# SOURCE PASSAGE
--- START ---

Some diagnoses of bipolar disorder have been in children as young as 2, and there have been widespread reports that doctors promoting the diagnosis received consulting and speaking fees from the makers of the drugs.
In a conference call on Tuesday, Dr. David Shaffer, a child psychiatrist at Columbia, said he and his colleagues on the panel working on the manual "wanted to come up with a diagnosis that captures the behavioral disturbance and mood upset, and hope the people contemplating a diagnosis of bipolar for these patients would think again."
Experts gave the American Psychiatric Association, which publishes the manual, predictably mixed reviews. Some were relieved that the task force working on the manual – which includes neurologists and psychologists as well as psychiatrists had revised the previous version rather than trying to rewrite it.
Others criticized the authors, saying many diagnoses in the manual would still lack a rigorous scientific basis.
The good news, said Edward Shorter, a historian of psychiatry who has been critical of the manual, is that most patients will be spared the confusion of a changed diagnosis. But "the bad news," he added, "is that the scientific status of the main diseases in previous editions of the D.S.M. – the keystones of the vault of psychiatry – is fragile."
To more completely characterize all patients, the authors propose using measures of severity, from mild to severe, and ratings of symptoms, like anxiety, that are found as often with personality disorders as with depression.
"In the current version of the manual, people either meet the threshold by having a certain number of symptoms, or they don’t," said Dr. Darrel A.
Regier, the psychiatric association’s research director and, with Dr. David J. Kupfer of the University of Pittsburgh , the co-chairman of the task force. "But often that doesn’t fit reality. Someone with schizophrenia might have symptoms of insomnia , of anxiety; these aren’t the diagnostic criteria for schizophrenia, but they affect the patient’s life, and we’d like to have a standard way of measuring them."In a conference call on Tuesday, Dr. Regier, Dr. Kupfer and several other members of the task force outlined their favored revisions. The task force favored making semantic changes that some psychiatrists have long argued for, trading the term " mental retardation " for "intellectual disability," for instance, and " substance abuse " for "addiction."

--- END ---

# PROBLEMS AND TASKS
[a] Change the passage on the psychiatric diagnostic manual from "Some diagnoses of" to "to rewrite it." and write it out again, with "panel" replaced by "committee".
[b] Take the passage on the psychiatric diagnostic manual further, picking up right after its last sentence.
The rows that come next have nothing to do with the passage on the psychiatric diagnostic manual.

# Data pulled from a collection
--- START ---

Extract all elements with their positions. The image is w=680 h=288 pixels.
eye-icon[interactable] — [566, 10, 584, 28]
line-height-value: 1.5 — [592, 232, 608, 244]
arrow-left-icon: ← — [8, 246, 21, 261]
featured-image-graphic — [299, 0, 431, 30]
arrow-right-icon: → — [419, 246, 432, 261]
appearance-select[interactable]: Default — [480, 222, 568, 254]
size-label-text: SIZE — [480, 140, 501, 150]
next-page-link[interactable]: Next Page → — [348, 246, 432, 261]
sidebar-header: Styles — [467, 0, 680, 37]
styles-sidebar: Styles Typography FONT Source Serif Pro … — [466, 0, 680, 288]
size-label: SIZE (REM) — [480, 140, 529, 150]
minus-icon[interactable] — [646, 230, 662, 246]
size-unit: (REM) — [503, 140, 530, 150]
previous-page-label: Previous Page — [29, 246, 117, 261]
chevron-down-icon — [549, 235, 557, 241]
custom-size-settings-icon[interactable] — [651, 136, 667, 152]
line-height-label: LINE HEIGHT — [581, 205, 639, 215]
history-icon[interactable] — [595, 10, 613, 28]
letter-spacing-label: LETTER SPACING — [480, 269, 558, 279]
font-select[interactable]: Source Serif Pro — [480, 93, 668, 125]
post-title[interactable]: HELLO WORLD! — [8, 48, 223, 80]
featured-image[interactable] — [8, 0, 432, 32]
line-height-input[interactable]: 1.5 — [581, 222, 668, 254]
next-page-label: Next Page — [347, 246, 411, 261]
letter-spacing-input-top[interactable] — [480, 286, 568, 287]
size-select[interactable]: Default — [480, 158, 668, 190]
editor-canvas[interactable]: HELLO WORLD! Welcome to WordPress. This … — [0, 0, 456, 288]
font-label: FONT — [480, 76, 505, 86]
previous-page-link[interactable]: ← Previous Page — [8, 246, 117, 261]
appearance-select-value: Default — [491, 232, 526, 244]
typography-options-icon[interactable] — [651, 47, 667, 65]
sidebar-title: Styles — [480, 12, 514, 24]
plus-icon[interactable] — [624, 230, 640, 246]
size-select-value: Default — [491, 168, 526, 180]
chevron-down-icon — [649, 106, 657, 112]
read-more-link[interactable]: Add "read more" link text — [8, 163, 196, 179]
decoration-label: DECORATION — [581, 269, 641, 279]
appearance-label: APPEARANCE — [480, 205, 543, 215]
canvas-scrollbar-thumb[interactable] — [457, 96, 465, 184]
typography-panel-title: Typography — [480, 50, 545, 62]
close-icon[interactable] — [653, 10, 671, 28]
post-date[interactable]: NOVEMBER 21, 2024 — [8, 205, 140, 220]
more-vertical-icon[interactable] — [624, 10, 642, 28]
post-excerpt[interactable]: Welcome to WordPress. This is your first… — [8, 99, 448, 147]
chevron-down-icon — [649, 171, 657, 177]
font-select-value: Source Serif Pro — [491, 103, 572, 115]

--- END ---

# RESULTS FOR THE EXERCISE
[a]
Some diagnoses of bipolar disorder have been in children as young as 2, and there have been widespread reports that doctors promoting the diagnosis received consulting and speaking fees from the makers of the drugs.
In a conference call on Tuesday, Dr. David Shaffer, a child psychiatrist at Columbia, said he and his colleagues on the committee working on the manual "wanted to come up with a diagnosis that captures the behavioral disturbance and mood upset, and hope the people contemplating a diagnosis of bipolar for these patients would think again."
Experts gave the American Psychiatric Association, which publishes the manual, predictably mixed reviews. Some were relieved that the task force working on the manual – which includes neurologists and psychologists as well as psychiatrists had revised the previous version rather than trying to rewrite it.

[b]
One of the most controversial proposals was to identify "risk syndromes,"
that is, a risk of developing a disorder like schizophrenia or dementia.
Studies of teenagers identified as at high risk of developing psychosis, for instance, find that 70 percent or more in fact do not come down with the disorder."I completely understand the idea of trying to catch something early," Dr. First said, "but there’s a huge potential that many unusual, semi-deviant, creative kids could fall under this umbrella and carry this label for the rest of their lives."
Dr. William T. Carpenter, a psychiatrist at the University of Maryland and part of the group proposing the idea, said it needed more testing. "Concerns about stigma and excessive treatment must be there," he said. "But keep in mind that these are individuals seeking help, who have distress, and the question is, What’s wrong with them?"
The panel proposed adding several disorders with a high likelihood of entering the pop vernacular. One, a new description of sex addiction, is "hypersexuality," which, in part, is when "a great deal of time is consumed by sexual fantasies and urges; and in planning for and engaging in sexual behavior."
Another is "binge eating disorder," defined as at least one binge a week for three months – eating platefuls of food, fast, and to the point of discomfort – accompanied by severe guilt and plunges in mood.
"This is not the normative overeating that we all do, by any means," said Dr. B. Timothy Walsh, a psychiatrist at Columbia and the New York State Psychiatric Institute who is working on the manual. "It involves much more loss of control, more distress, deeper feelings of guilt and unhappiness."